───── Material for the task ─────

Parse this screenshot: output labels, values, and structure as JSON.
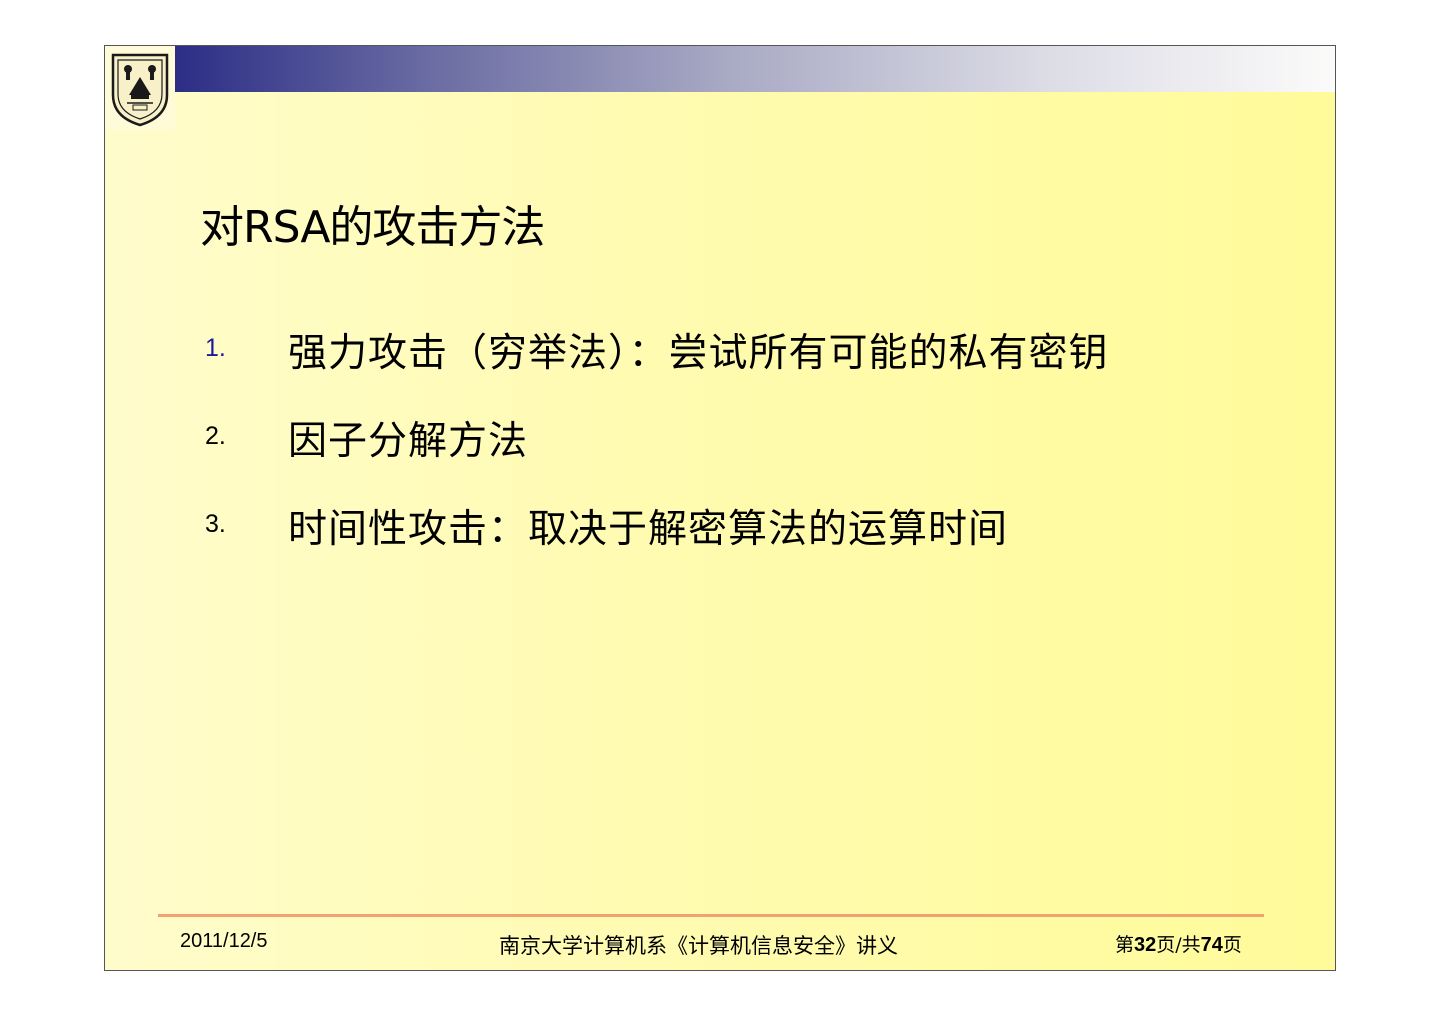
{
  "slide": {
    "title": "对RSA的攻击方法",
    "items": [
      {
        "number": "1.",
        "text": "强力攻击（穷举法）：尝试所有可能的私有密钥"
      },
      {
        "number": "2.",
        "text": "因子分解方法"
      },
      {
        "number": "3.",
        "text": "时间性攻击：取决于解密算法的运算时间"
      }
    ]
  },
  "logo": {
    "year": "1902",
    "text": "NANJING UNIVERSITY"
  },
  "footer": {
    "date": "2011/12/5",
    "course": "南京大学计算机系《计算机信息安全》讲义",
    "page_prefix": "第",
    "page_current": "32",
    "page_mid": "页/共",
    "page_total": "74",
    "page_suffix": "页"
  },
  "colors": {
    "number_accent": "#1a1a9c",
    "footer_line": "#f4a070",
    "band_dark": "#2b2d86"
  }
}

─────

=== Work to be completed ===
Repeat each entry above word for word, leaving every picture out.

=== Worked solution ===
Parse this screenshot: output labels, values, and structure as JSON.
{
  "slide": {
    "title": "对RSA的攻击方法",
    "items": [
      {
        "number": "1.",
        "text": "强力攻击（穷举法）：尝试所有可能的私有密钥"
      },
      {
        "number": "2.",
        "text": "因子分解方法"
      },
      {
        "number": "3.",
        "text": "时间性攻击：取决于解密算法的运算时间"
      }
    ]
  },
  "logo": {
    "year": "1902",
    "text": "NANJING UNIVERSITY"
  },
  "footer": {
    "date": "2011/12/5",
    "course": "南京大学计算机系《计算机信息安全》讲义",
    "page_prefix": "第",
    "page_current": "32",
    "page_mid": "页/共",
    "page_total": "74",
    "page_suffix": "页"
  },
  "colors": {
    "number_accent": "#1a1a9c",
    "footer_line": "#f4a070",
    "band_dark": "#2b2d86"
  }
}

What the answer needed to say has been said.